*Your task:* Please quote the material exactly, every line of it.

*Collection entries:*
━━━━━━━━━━━━━━━━━━━━

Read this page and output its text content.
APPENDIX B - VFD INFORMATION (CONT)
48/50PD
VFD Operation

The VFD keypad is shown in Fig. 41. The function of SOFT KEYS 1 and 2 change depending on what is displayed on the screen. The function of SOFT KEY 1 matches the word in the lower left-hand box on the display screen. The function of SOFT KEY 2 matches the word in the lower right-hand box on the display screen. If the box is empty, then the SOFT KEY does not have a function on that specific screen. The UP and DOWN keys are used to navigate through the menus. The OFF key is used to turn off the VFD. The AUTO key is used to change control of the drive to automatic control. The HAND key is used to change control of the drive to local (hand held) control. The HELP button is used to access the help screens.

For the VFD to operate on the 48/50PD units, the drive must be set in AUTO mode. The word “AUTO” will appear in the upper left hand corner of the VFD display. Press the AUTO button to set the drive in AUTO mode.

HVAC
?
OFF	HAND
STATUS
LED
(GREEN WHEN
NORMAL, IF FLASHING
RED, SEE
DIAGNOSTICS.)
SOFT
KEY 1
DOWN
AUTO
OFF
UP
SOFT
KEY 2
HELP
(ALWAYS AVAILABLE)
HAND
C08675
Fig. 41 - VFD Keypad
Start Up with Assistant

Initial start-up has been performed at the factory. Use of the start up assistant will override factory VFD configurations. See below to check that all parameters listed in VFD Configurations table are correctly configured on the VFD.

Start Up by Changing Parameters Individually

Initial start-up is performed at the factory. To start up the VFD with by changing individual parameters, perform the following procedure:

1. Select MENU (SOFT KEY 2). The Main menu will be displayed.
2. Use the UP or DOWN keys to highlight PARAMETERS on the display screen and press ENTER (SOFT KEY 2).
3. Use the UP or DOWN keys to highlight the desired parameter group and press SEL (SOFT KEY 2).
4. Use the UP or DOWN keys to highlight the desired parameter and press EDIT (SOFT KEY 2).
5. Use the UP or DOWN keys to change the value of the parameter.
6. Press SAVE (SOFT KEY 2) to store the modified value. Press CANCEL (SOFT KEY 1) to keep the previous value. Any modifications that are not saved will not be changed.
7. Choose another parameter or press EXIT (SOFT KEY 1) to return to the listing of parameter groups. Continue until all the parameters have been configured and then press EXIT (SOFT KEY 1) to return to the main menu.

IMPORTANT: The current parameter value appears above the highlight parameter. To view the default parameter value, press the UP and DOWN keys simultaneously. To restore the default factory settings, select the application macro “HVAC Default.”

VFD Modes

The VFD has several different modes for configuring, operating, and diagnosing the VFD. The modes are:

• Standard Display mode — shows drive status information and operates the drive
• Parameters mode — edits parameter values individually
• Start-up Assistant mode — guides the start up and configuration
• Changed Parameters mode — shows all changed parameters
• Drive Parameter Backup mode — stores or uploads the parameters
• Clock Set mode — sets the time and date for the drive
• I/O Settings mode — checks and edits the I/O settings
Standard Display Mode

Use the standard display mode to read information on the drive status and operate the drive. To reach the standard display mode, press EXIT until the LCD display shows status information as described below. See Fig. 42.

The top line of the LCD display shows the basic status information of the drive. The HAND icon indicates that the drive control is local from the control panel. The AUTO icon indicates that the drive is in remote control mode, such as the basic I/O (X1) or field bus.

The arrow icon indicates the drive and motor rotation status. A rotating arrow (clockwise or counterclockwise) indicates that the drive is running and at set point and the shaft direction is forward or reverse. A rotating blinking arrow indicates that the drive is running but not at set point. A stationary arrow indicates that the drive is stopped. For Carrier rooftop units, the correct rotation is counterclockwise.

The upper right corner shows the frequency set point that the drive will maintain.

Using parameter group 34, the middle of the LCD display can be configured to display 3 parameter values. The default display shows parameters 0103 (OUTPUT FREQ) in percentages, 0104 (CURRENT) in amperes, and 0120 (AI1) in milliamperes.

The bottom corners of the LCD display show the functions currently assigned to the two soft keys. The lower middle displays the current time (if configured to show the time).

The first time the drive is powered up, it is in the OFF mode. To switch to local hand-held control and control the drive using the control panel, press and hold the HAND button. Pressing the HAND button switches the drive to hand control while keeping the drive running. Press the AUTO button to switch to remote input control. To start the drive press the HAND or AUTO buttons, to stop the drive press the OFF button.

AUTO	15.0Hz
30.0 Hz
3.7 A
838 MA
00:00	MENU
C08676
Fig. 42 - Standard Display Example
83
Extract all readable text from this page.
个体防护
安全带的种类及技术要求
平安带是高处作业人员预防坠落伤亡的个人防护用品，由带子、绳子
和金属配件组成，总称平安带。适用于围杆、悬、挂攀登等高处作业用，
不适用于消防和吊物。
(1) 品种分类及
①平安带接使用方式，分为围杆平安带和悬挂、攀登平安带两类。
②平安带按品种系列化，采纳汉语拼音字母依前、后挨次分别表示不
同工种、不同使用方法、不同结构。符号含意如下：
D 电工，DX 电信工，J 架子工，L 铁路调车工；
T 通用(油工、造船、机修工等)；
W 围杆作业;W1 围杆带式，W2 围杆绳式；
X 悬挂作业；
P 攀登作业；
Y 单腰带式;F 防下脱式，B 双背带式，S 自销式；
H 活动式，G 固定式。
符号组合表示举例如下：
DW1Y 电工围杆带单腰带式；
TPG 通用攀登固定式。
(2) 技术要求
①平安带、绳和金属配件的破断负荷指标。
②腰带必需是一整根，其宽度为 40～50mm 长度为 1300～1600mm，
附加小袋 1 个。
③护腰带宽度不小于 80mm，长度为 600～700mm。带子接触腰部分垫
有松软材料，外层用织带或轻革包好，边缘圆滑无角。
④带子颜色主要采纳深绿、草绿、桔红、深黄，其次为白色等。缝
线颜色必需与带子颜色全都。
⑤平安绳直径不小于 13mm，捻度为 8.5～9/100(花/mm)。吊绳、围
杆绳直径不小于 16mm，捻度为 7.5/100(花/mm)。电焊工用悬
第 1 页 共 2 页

━━━━━━━━━━━━━━━━━━━━

*Solution:*
Read this page and output its text content.
APPENDIX B - VFD INFORMATION (CONT)
48/50PD
VFD Operation

The VFD keypad is shown in Fig. 41. The function of SOFT KEYS 1 and 2 change depending on what is displayed on the screen. The function of SOFT KEY 1 matches the word in the lower left-hand box on the display screen. The function of SOFT KEY 2 matches the word in the lower right-hand box on the display screen. If the box is empty, then the SOFT KEY does not have a function on that specific screen. The UP and DOWN keys are used to navigate through the menus. The OFF key is used to turn off the VFD. The AUTO key is used to change control of the drive to automatic control. The HAND key is used to change control of the drive to local (hand held) control. The HELP button is used to access the help screens.

For the VFD to operate on the 48/50PD units, the drive must be set in AUTO mode. The word “AUTO” will appear in the upper left hand corner of the VFD display. Press the AUTO button to set the drive in AUTO mode.

HVAC
?
OFF	HAND
STATUS
LED
(GREEN WHEN
NORMAL, IF FLASHING
RED, SEE
DIAGNOSTICS.)
SOFT
KEY 1
DOWN
AUTO
OFF
UP
SOFT
KEY 2
HELP
(ALWAYS AVAILABLE)
HAND
C08675
Fig. 41 - VFD Keypad
Start Up with Assistant

Initial start-up has been performed at the factory. Use of the start up assistant will override factory VFD configurations. See below to check that all parameters listed in VFD Configurations table are correctly configured on the VFD.

Start Up by Changing Parameters Individually

Initial start-up is performed at the factory. To start up the VFD with by changing individual parameters, perform the following procedure:

1. Select MENU (SOFT KEY 2). The Main menu will be displayed.
2. Use the UP or DOWN keys to highlight PARAMETERS on the display screen and press ENTER (SOFT KEY 2).
3. Use the UP or DOWN keys to highlight the desired parameter group and press SEL (SOFT KEY 2).
4. Use the UP or DOWN keys to highlight the desired parameter and press EDIT (SOFT KEY 2).
5. Use the UP or DOWN keys to change the value of the parameter.
6. Press SAVE (SOFT KEY 2) to store the modified value. Press CANCEL (SOFT KEY 1) to keep the previous value. Any modifications that are not saved will not be changed.
7. Choose another parameter or press EXIT (SOFT KEY 1) to return to the listing of parameter groups. Continue until all the parameters have been configured and then press EXIT (SOFT KEY 1) to return to the main menu.

IMPORTANT: The current parameter value appears above the highlight parameter. To view the default parameter value, press the UP and DOWN keys simultaneously. To restore the default factory settings, select the application macro “HVAC Default.”

VFD Modes

The VFD has several different modes for configuring, operating, and diagnosing the VFD. The modes are:

• Standard Display mode — shows drive status information and operates the drive
• Parameters mode — edits parameter values individually
• Start-up Assistant mode — guides the start up and configuration
• Changed Parameters mode — shows all changed parameters
• Drive Parameter Backup mode — stores or uploads the parameters
• Clock Set mode — sets the time and date for the drive
• I/O Settings mode — checks and edits the I/O settings
Standard Display Mode

Use the standard display mode to read information on the drive status and operate the drive. To reach the standard display mode, press EXIT until the LCD display shows status information as described below. See Fig. 42.

The top line of the LCD display shows the basic status information of the drive. The HAND icon indicates that the drive control is local from the control panel. The AUTO icon indicates that the drive is in remote control mode, such as the basic I/O (X1) or field bus.

The arrow icon indicates the drive and motor rotation status. A rotating arrow (clockwise or counterclockwise) indicates that the drive is running and at set point and the shaft direction is forward or reverse. A rotating blinking arrow indicates that the drive is running but not at set point. A stationary arrow indicates that the drive is stopped. For Carrier rooftop units, the correct rotation is counterclockwise.

The upper right corner shows the frequency set point that the drive will maintain.

Using parameter group 34, the middle of the LCD display can be configured to display 3 parameter values. The default display shows parameters 0103 (OUTPUT FREQ) in percentages, 0104 (CURRENT) in amperes, and 0120 (AI1) in milliamperes.

The bottom corners of the LCD display show the functions currently assigned to the two soft keys. The lower middle displays the current time (if configured to show the time).

The first time the drive is powered up, it is in the OFF mode. To switch to local hand-held control and control the drive using the control panel, press and hold the HAND button. Pressing the HAND button switches the drive to hand control while keeping the drive running. Press the AUTO button to switch to remote input control. To start the drive press the HAND or AUTO buttons, to stop the drive press the OFF button.

AUTO	15.0Hz
30.0 Hz
3.7 A
838 MA
00:00	MENU
C08676
Fig. 42 - Standard Display Example
83
Extract all readable text from this page.
个体防护
安全带的种类及技术要求
平安带是高处作业人员预防坠落伤亡的个人防护用品，由带子、绳子
和金属配件组成，总称平安带。适用于围杆、悬、挂攀登等高处作业用，
不适用于消防和吊物。
(1) 品种分类及
①平安带接使用方式，分为围杆平安带和悬挂、攀登平安带两类。
②平安带按品种系列化，采纳汉语拼音字母依前、后挨次分别表示不
同工种、不同使用方法、不同结构。符号含意如下：
D 电工，DX 电信工，J 架子工，L 铁路调车工；
T 通用(油工、造船、机修工等)；
W 围杆作业;W1 围杆带式，W2 围杆绳式；
X 悬挂作业；
P 攀登作业；
Y 单腰带式;F 防下脱式，B 双背带式，S 自销式；
H 活动式，G 固定式。
符号组合表示举例如下：
DW1Y 电工围杆带单腰带式；
TPG 通用攀登固定式。
(2) 技术要求
①平安带、绳和金属配件的破断负荷指标。
②腰带必需是一整根，其宽度为 40～50mm 长度为 1300～1600mm，
附加小袋 1 个。
③护腰带宽度不小于 80mm，长度为 600～700mm。带子接触腰部分垫
有松软材料，外层用织带或轻革包好，边缘圆滑无角。
④带子颜色主要采纳深绿、草绿、桔红、深黄，其次为白色等。缝
线颜色必需与带子颜色全都。
⑤平安绳直径不小于 13mm，捻度为 8.5～9/100(花/mm)。吊绳、围
杆绳直径不小于 16mm，捻度为 7.5/100(花/mm)。电焊工用悬
第 1 页 共 2 页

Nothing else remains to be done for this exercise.